Input rows:
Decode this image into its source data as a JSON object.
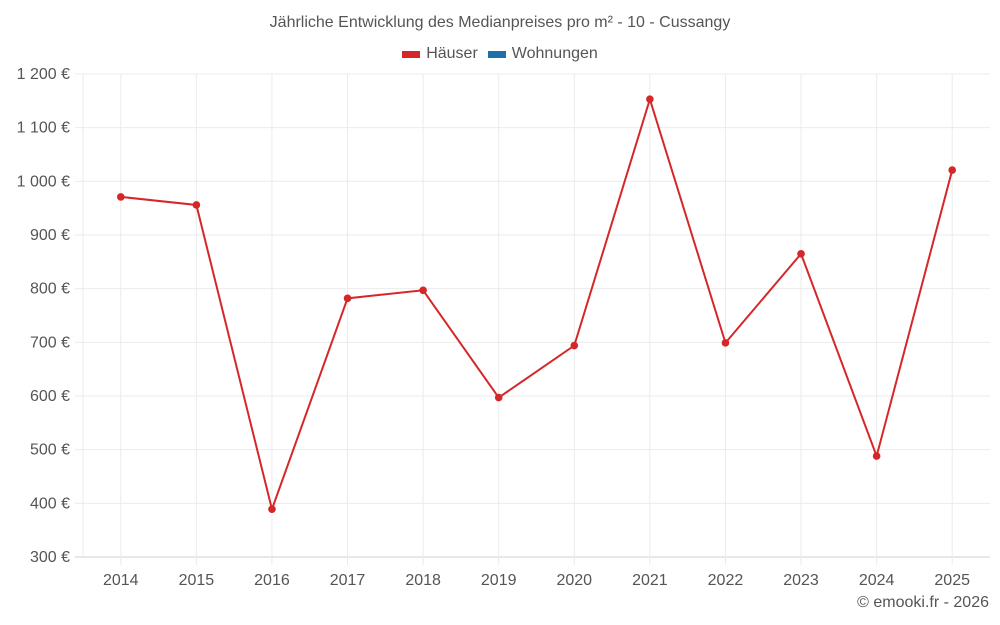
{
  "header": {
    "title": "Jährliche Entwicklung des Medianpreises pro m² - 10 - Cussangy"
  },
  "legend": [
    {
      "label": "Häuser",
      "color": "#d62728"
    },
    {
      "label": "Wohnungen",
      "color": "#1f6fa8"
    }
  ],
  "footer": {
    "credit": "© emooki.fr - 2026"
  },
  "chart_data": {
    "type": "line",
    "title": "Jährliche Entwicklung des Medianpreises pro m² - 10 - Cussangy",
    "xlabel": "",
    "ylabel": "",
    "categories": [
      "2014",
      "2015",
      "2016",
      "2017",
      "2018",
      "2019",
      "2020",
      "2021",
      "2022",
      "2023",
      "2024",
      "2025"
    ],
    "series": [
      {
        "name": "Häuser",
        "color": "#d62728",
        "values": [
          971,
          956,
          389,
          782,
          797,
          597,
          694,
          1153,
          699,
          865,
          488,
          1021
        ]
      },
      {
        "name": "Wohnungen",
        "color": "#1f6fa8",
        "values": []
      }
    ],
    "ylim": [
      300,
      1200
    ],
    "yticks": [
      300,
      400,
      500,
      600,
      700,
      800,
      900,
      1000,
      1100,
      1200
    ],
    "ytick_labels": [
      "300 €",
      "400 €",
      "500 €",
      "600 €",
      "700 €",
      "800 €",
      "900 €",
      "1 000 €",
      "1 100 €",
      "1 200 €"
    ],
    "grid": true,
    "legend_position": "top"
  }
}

* * *

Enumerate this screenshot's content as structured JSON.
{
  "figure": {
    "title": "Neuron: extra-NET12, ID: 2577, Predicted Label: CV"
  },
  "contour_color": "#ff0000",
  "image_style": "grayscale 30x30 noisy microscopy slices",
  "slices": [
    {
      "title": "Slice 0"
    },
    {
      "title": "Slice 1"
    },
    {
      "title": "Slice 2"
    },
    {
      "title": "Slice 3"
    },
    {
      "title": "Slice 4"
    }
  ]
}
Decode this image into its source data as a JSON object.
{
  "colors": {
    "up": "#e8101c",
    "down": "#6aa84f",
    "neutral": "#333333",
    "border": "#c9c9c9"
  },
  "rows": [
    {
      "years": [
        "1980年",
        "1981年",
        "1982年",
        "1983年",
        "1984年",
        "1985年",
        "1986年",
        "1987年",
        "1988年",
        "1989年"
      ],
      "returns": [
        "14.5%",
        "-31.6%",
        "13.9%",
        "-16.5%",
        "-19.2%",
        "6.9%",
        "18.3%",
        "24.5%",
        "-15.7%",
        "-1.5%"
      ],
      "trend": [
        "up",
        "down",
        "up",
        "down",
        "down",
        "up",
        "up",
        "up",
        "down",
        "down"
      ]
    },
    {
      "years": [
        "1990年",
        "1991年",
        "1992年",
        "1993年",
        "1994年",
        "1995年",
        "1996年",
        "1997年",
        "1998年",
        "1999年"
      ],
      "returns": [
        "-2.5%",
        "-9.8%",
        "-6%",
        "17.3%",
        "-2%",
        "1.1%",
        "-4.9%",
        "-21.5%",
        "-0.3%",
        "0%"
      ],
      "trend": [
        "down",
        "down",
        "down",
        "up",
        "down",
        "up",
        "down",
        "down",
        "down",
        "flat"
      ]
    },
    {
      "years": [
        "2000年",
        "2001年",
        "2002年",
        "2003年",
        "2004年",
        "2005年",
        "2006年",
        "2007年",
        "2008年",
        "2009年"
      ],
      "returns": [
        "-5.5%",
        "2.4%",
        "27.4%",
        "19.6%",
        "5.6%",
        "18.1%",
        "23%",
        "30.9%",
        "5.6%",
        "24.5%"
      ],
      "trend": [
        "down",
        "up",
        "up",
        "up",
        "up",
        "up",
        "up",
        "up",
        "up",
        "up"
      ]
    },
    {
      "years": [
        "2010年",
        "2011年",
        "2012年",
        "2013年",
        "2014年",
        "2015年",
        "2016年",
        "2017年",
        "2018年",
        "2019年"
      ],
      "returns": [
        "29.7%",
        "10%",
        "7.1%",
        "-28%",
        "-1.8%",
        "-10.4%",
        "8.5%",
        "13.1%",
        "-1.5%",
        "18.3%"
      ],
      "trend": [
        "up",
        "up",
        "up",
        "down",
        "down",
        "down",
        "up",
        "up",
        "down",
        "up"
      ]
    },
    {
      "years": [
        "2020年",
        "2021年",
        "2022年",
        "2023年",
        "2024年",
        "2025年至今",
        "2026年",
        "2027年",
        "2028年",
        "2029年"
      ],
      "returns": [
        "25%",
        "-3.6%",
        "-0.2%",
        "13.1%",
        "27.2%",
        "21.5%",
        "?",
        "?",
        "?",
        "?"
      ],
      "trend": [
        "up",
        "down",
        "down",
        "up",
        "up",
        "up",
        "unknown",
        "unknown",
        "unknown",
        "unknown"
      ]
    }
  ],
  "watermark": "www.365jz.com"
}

...

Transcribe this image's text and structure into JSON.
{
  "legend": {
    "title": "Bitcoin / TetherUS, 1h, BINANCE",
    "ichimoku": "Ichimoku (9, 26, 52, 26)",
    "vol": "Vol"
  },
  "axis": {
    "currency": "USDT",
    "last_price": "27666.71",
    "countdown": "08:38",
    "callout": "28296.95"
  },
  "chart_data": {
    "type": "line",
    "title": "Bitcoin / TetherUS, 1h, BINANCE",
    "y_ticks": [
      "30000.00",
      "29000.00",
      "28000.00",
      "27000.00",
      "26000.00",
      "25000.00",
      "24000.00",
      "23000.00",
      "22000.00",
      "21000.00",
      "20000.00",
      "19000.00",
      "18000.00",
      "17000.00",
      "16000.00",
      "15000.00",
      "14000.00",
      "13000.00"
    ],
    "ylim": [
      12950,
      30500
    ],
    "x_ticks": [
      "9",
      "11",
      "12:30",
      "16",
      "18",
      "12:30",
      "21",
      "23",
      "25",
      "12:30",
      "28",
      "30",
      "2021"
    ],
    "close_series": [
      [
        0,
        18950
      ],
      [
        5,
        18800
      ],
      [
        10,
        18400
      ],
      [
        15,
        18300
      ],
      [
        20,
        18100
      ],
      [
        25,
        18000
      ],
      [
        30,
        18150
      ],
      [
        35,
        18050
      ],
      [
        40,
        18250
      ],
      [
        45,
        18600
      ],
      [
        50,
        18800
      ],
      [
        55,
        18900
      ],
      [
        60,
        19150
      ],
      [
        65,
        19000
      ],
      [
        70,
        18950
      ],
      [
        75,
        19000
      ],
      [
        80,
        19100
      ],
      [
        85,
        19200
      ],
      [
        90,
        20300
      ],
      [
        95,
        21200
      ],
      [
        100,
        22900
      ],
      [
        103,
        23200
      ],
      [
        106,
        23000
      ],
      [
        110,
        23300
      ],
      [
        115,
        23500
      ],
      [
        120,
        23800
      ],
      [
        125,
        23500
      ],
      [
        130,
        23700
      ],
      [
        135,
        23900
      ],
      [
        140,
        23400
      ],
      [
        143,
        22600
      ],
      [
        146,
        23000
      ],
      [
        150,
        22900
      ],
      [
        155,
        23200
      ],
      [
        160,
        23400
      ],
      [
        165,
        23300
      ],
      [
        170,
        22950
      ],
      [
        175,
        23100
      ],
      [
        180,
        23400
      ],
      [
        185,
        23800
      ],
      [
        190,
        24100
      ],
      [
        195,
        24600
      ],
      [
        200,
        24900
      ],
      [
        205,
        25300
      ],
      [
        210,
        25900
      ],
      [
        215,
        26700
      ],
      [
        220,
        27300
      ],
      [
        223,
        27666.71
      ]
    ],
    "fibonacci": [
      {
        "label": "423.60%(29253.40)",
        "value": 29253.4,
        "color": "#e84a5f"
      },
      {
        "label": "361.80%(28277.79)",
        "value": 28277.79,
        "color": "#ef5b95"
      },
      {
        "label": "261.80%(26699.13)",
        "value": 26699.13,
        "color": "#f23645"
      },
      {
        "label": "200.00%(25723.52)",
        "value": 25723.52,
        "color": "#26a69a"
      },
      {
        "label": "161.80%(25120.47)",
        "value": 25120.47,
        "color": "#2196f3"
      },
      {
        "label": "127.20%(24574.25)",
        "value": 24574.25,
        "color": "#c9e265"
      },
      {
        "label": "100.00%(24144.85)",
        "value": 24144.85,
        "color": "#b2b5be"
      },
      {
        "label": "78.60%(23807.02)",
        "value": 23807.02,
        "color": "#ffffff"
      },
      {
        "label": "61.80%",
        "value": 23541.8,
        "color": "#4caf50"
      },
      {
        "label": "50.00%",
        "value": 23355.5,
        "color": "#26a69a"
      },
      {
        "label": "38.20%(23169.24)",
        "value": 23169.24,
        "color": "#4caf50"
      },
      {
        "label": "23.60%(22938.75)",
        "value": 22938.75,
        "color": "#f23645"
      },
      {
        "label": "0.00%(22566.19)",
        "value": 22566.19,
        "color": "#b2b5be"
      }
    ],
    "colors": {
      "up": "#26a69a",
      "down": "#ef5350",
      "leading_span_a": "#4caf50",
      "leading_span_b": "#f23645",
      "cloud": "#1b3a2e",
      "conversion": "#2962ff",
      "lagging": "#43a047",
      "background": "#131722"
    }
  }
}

Aim of the exercise: How many of the listing's lines contain "Entwicklung"? Respond with a single number and nothing else.

Result of the exercise: 2